Records shown
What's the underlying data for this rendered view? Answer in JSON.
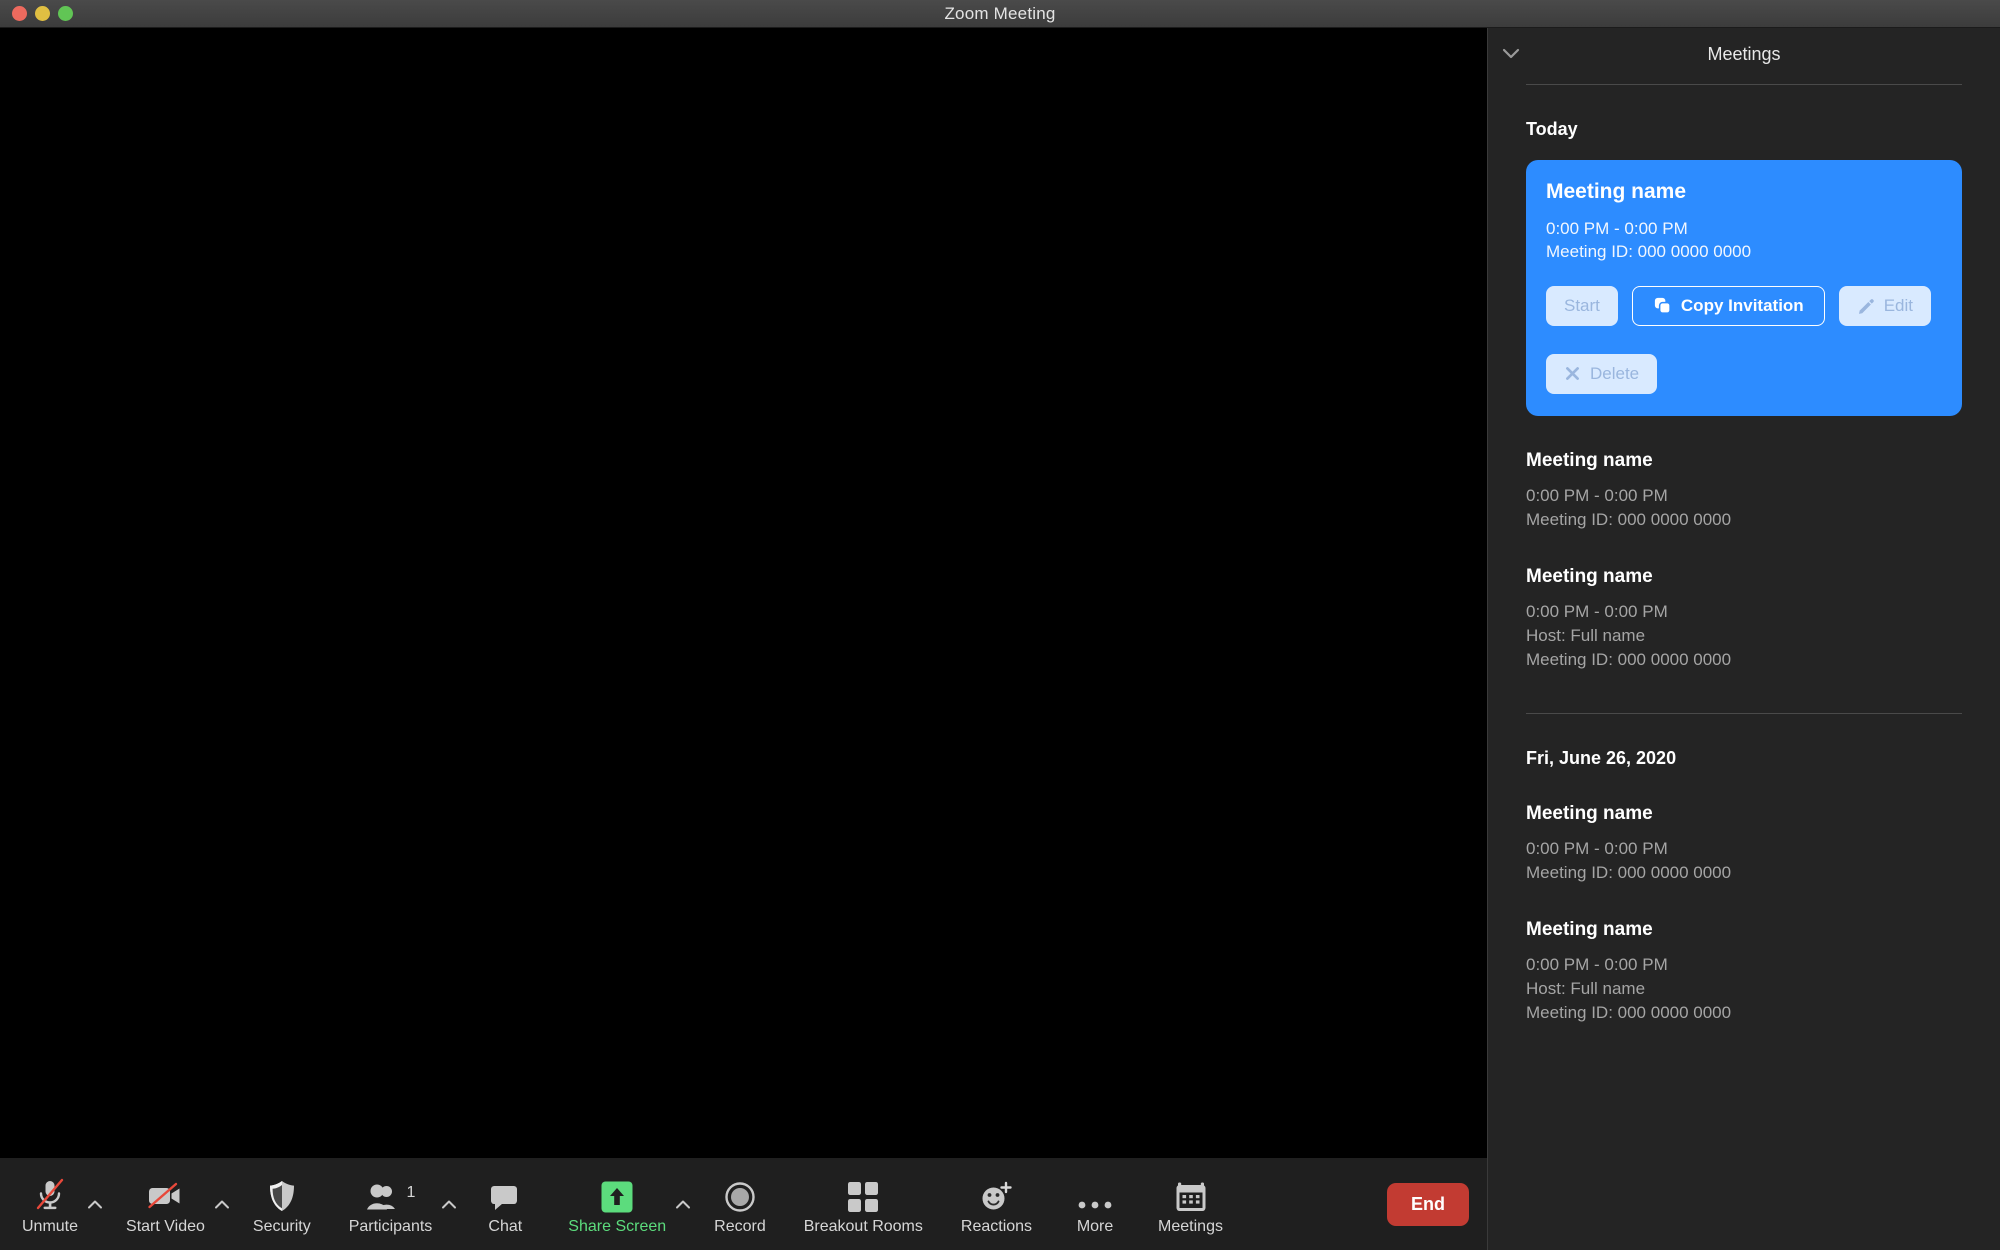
{
  "window": {
    "title": "Zoom Meeting",
    "traffic_lights": [
      "close-red",
      "minimize-yellow",
      "maximize-green"
    ],
    "colors": {
      "accent_blue": "#2d8cff",
      "end_red": "#c23b32",
      "share_green": "#5cdc7d",
      "sidebar_bg": "#242424",
      "toolbar_bg": "#1f1f1f",
      "stage_bg": "#000000"
    }
  },
  "sidebar": {
    "title": "Meetings",
    "collapse_icon": "chevron-down-icon",
    "groups": [
      {
        "day_label": "Today",
        "meetings": [
          {
            "selected": true,
            "name": "Meeting name",
            "time": "0:00 PM - 0:00 PM",
            "meeting_id": "Meeting ID: 000 0000 0000",
            "host": null,
            "actions": [
              {
                "label": "Start",
                "icon": null,
                "style": "ghost"
              },
              {
                "label": "Copy Invitation",
                "icon": "copy-icon",
                "style": "outline"
              },
              {
                "label": "Edit",
                "icon": "pencil-icon",
                "style": "ghost"
              },
              {
                "label": "Delete",
                "icon": "close-icon",
                "style": "ghost"
              }
            ]
          },
          {
            "selected": false,
            "name": "Meeting name",
            "time": "0:00 PM - 0:00 PM",
            "meeting_id": "Meeting ID: 000 0000 0000",
            "host": null
          },
          {
            "selected": false,
            "name": "Meeting name",
            "time": "0:00 PM - 0:00 PM",
            "meeting_id": "Meeting ID: 000 0000 0000",
            "host": "Host: Full name"
          }
        ]
      },
      {
        "day_label": "Fri, June 26, 2020",
        "meetings": [
          {
            "selected": false,
            "name": "Meeting name",
            "time": "0:00 PM - 0:00 PM",
            "meeting_id": "Meeting ID: 000 0000 0000",
            "host": null
          },
          {
            "selected": false,
            "name": "Meeting name",
            "time": "0:00 PM - 0:00 PM",
            "meeting_id": "Meeting ID: 000 0000 0000",
            "host": "Host: Full name"
          }
        ]
      }
    ]
  },
  "toolbar": {
    "items": [
      {
        "label": "Unmute",
        "icon": "microphone-muted-icon",
        "caret": true,
        "state": "muted"
      },
      {
        "label": "Start Video",
        "icon": "video-muted-icon",
        "caret": true,
        "state": "muted"
      },
      {
        "label": "Security",
        "icon": "shield-icon",
        "caret": false
      },
      {
        "label": "Participants",
        "icon": "participants-icon",
        "caret": true,
        "badge": "1"
      },
      {
        "label": "Chat",
        "icon": "chat-bubble-icon",
        "caret": false
      },
      {
        "label": "Share Screen",
        "icon": "share-screen-icon",
        "caret": true,
        "state": "active"
      },
      {
        "label": "Record",
        "icon": "record-icon",
        "caret": false
      },
      {
        "label": "Breakout Rooms",
        "icon": "breakout-rooms-icon",
        "caret": false
      },
      {
        "label": "Reactions",
        "icon": "reactions-icon",
        "caret": false
      },
      {
        "label": "More",
        "icon": "ellipsis-icon",
        "caret": false
      },
      {
        "label": "Meetings",
        "icon": "calendar-icon",
        "caret": false
      }
    ],
    "end_label": "End"
  }
}
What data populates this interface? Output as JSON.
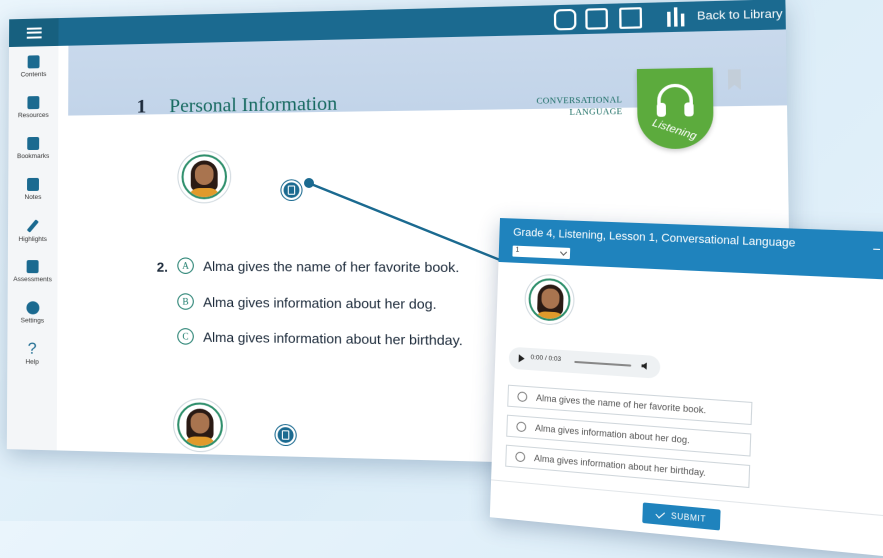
{
  "topbar": {
    "menu_icon": "hamburger-icon",
    "tools": [
      "copy-icon",
      "search-document-icon",
      "notes-add-icon"
    ],
    "library_icon": "library-books-icon",
    "back_to_library": "Back to Library"
  },
  "sidebar": {
    "items": [
      {
        "label": "Contents",
        "icon": "contents-icon"
      },
      {
        "label": "Resources",
        "icon": "resources-icon"
      },
      {
        "label": "Bookmarks",
        "icon": "bookmark-icon"
      },
      {
        "label": "Notes",
        "icon": "notes-icon"
      },
      {
        "label": "Highlights",
        "icon": "pencil-icon"
      },
      {
        "label": "Assessments",
        "icon": "clipboard-icon"
      },
      {
        "label": "Settings",
        "icon": "gear-icon"
      },
      {
        "label": "Help",
        "icon": "question-icon"
      }
    ]
  },
  "lesson": {
    "number": "1",
    "title": "Personal Information",
    "category_line1": "CONVERSATIONAL",
    "category_line2": "LANGUAGE",
    "badge": "Listening"
  },
  "question": {
    "number": "2.",
    "choices": [
      {
        "letter": "A",
        "text": "Alma gives the name of her favorite book."
      },
      {
        "letter": "B",
        "text": "Alma gives information about her dog."
      },
      {
        "letter": "C",
        "text": "Alma gives information about her birthday."
      }
    ]
  },
  "modal": {
    "title": "Grade 4, Listening, Lesson 1, Conversational Language",
    "select_value": "1",
    "audio_time": "0:00 / 0:03",
    "choices": [
      "Alma gives the name of her favorite book.",
      "Alma gives information about her dog.",
      "Alma gives information about her birthday."
    ],
    "submit_label": "SUBMIT"
  },
  "colors": {
    "topbar": "#1b6a90",
    "modal_header": "#1f83bd",
    "listening_badge": "#5cab3d",
    "title_teal": "#176a61",
    "header_band": "#c9d9ec"
  }
}
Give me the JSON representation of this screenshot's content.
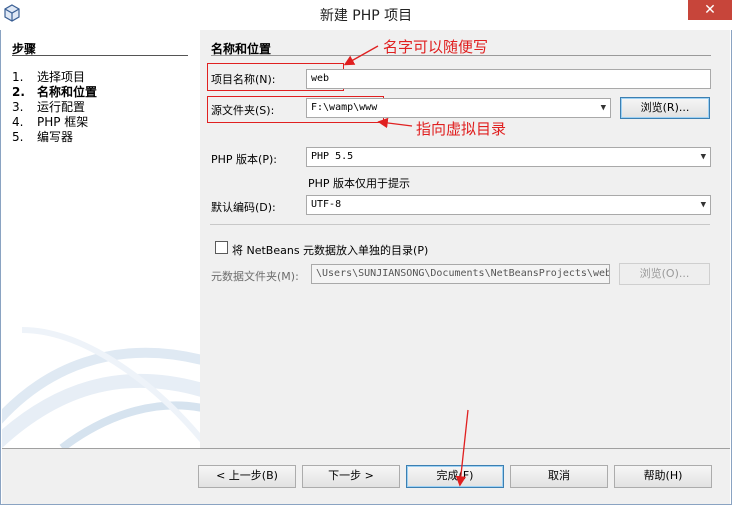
{
  "window": {
    "title": "新建 PHP 项目",
    "close_label": "✕"
  },
  "steps": {
    "title": "步骤",
    "items": [
      {
        "num": "1.",
        "label": "选择项目",
        "active": false
      },
      {
        "num": "2.",
        "label": "名称和位置",
        "active": true
      },
      {
        "num": "3.",
        "label": "运行配置",
        "active": false
      },
      {
        "num": "4.",
        "label": "PHP 框架",
        "active": false
      },
      {
        "num": "5.",
        "label": "编写器",
        "active": false
      }
    ]
  },
  "form": {
    "section_title": "名称和位置",
    "project_name_label": "项目名称(N):",
    "project_name_value": "web",
    "source_folder_label": "源文件夹(S):",
    "source_folder_value": "F:\\wamp\\www",
    "browse_label": "浏览(R)...",
    "php_version_label": "PHP 版本(P):",
    "php_version_value": "PHP 5.5",
    "php_version_hint": "PHP 版本仅用于提示",
    "encoding_label": "默认编码(D):",
    "encoding_value": "UTF-8",
    "separate_dir_label": "将 NetBeans 元数据放入单独的目录(P)",
    "separate_dir_checked": false,
    "metadata_folder_label": "元数据文件夹(M):",
    "metadata_folder_value": "\\Users\\SUNJIANSONG\\Documents\\NetBeansProjects\\web",
    "metadata_browse_label": "浏览(O)..."
  },
  "annotations": {
    "name_note": "名字可以随便写",
    "folder_note": "指向虚拟目录",
    "color": "#e02020"
  },
  "buttons": {
    "back": "< 上一步(B)",
    "next": "下一步 >",
    "finish": "完成(F)",
    "cancel": "取消",
    "help": "帮助(H)"
  }
}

Directions
Can you repeat every record above exactly, apart from the pictures?

Answer to this exercise
What's the underlying data for this rendered view? Answer in JSON.
{
  "window": {
    "title": "Zoom Meeting",
    "traffic_lights": [
      "close-red",
      "minimize-yellow",
      "maximize-green"
    ],
    "colors": {
      "accent_blue": "#2d8cff",
      "end_red": "#c23b32",
      "share_green": "#5cdc7d",
      "sidebar_bg": "#242424",
      "toolbar_bg": "#1f1f1f",
      "stage_bg": "#000000"
    }
  },
  "sidebar": {
    "title": "Meetings",
    "collapse_icon": "chevron-down-icon",
    "groups": [
      {
        "day_label": "Today",
        "meetings": [
          {
            "selected": true,
            "name": "Meeting name",
            "time": "0:00 PM - 0:00 PM",
            "meeting_id": "Meeting ID: 000 0000 0000",
            "host": null,
            "actions": [
              {
                "label": "Start",
                "icon": null,
                "style": "ghost"
              },
              {
                "label": "Copy Invitation",
                "icon": "copy-icon",
                "style": "outline"
              },
              {
                "label": "Edit",
                "icon": "pencil-icon",
                "style": "ghost"
              },
              {
                "label": "Delete",
                "icon": "close-icon",
                "style": "ghost"
              }
            ]
          },
          {
            "selected": false,
            "name": "Meeting name",
            "time": "0:00 PM - 0:00 PM",
            "meeting_id": "Meeting ID: 000 0000 0000",
            "host": null
          },
          {
            "selected": false,
            "name": "Meeting name",
            "time": "0:00 PM - 0:00 PM",
            "meeting_id": "Meeting ID: 000 0000 0000",
            "host": "Host: Full name"
          }
        ]
      },
      {
        "day_label": "Fri, June 26, 2020",
        "meetings": [
          {
            "selected": false,
            "name": "Meeting name",
            "time": "0:00 PM - 0:00 PM",
            "meeting_id": "Meeting ID: 000 0000 0000",
            "host": null
          },
          {
            "selected": false,
            "name": "Meeting name",
            "time": "0:00 PM - 0:00 PM",
            "meeting_id": "Meeting ID: 000 0000 0000",
            "host": "Host: Full name"
          }
        ]
      }
    ]
  },
  "toolbar": {
    "items": [
      {
        "label": "Unmute",
        "icon": "microphone-muted-icon",
        "caret": true,
        "state": "muted"
      },
      {
        "label": "Start Video",
        "icon": "video-muted-icon",
        "caret": true,
        "state": "muted"
      },
      {
        "label": "Security",
        "icon": "shield-icon",
        "caret": false
      },
      {
        "label": "Participants",
        "icon": "participants-icon",
        "caret": true,
        "badge": "1"
      },
      {
        "label": "Chat",
        "icon": "chat-bubble-icon",
        "caret": false
      },
      {
        "label": "Share Screen",
        "icon": "share-screen-icon",
        "caret": true,
        "state": "active"
      },
      {
        "label": "Record",
        "icon": "record-icon",
        "caret": false
      },
      {
        "label": "Breakout Rooms",
        "icon": "breakout-rooms-icon",
        "caret": false
      },
      {
        "label": "Reactions",
        "icon": "reactions-icon",
        "caret": false
      },
      {
        "label": "More",
        "icon": "ellipsis-icon",
        "caret": false
      },
      {
        "label": "Meetings",
        "icon": "calendar-icon",
        "caret": false
      }
    ],
    "end_label": "End"
  }
}
What data populates this interface? Output as JSON.
{
  "topbar": {
    "menu_icon": "hamburger-icon",
    "tools": [
      "copy-icon",
      "search-document-icon",
      "notes-add-icon"
    ],
    "library_icon": "library-books-icon",
    "back_to_library": "Back to Library"
  },
  "sidebar": {
    "items": [
      {
        "label": "Contents",
        "icon": "contents-icon"
      },
      {
        "label": "Resources",
        "icon": "resources-icon"
      },
      {
        "label": "Bookmarks",
        "icon": "bookmark-icon"
      },
      {
        "label": "Notes",
        "icon": "notes-icon"
      },
      {
        "label": "Highlights",
        "icon": "pencil-icon"
      },
      {
        "label": "Assessments",
        "icon": "clipboard-icon"
      },
      {
        "label": "Settings",
        "icon": "gear-icon"
      },
      {
        "label": "Help",
        "icon": "question-icon"
      }
    ]
  },
  "lesson": {
    "number": "1",
    "title": "Personal Information",
    "category_line1": "CONVERSATIONAL",
    "category_line2": "LANGUAGE",
    "badge": "Listening"
  },
  "question": {
    "number": "2.",
    "choices": [
      {
        "letter": "A",
        "text": "Alma gives the name of her favorite book."
      },
      {
        "letter": "B",
        "text": "Alma gives information about her dog."
      },
      {
        "letter": "C",
        "text": "Alma gives information about her birthday."
      }
    ]
  },
  "modal": {
    "title": "Grade 4, Listening, Lesson 1, Conversational Language",
    "select_value": "1",
    "audio_time": "0:00 / 0:03",
    "choices": [
      "Alma gives the name of her favorite book.",
      "Alma gives information about her dog.",
      "Alma gives information about her birthday."
    ],
    "submit_label": "SUBMIT"
  },
  "colors": {
    "topbar": "#1b6a90",
    "modal_header": "#1f83bd",
    "listening_badge": "#5cab3d",
    "title_teal": "#176a61",
    "header_band": "#c9d9ec"
  }
}
Give me the JSON representation of this screenshot's content.
{
  "window": {
    "title": "新建 PHP 项目",
    "close_label": "✕"
  },
  "steps": {
    "title": "步骤",
    "items": [
      {
        "num": "1.",
        "label": "选择项目",
        "active": false
      },
      {
        "num": "2.",
        "label": "名称和位置",
        "active": true
      },
      {
        "num": "3.",
        "label": "运行配置",
        "active": false
      },
      {
        "num": "4.",
        "label": "PHP 框架",
        "active": false
      },
      {
        "num": "5.",
        "label": "编写器",
        "active": false
      }
    ]
  },
  "form": {
    "section_title": "名称和位置",
    "project_name_label": "项目名称(N):",
    "project_name_value": "web",
    "source_folder_label": "源文件夹(S):",
    "source_folder_value": "F:\\wamp\\www",
    "browse_label": "浏览(R)...",
    "php_version_label": "PHP 版本(P):",
    "php_version_value": "PHP 5.5",
    "php_version_hint": "PHP 版本仅用于提示",
    "encoding_label": "默认编码(D):",
    "encoding_value": "UTF-8",
    "separate_dir_label": "将 NetBeans 元数据放入单独的目录(P)",
    "separate_dir_checked": false,
    "metadata_folder_label": "元数据文件夹(M):",
    "metadata_folder_value": "\\Users\\SUNJIANSONG\\Documents\\NetBeansProjects\\web",
    "metadata_browse_label": "浏览(O)..."
  },
  "annotations": {
    "name_note": "名字可以随便写",
    "folder_note": "指向虚拟目录",
    "color": "#e02020"
  },
  "buttons": {
    "back": "< 上一步(B)",
    "next": "下一步 >",
    "finish": "完成(F)",
    "cancel": "取消",
    "help": "帮助(H)"
  }
}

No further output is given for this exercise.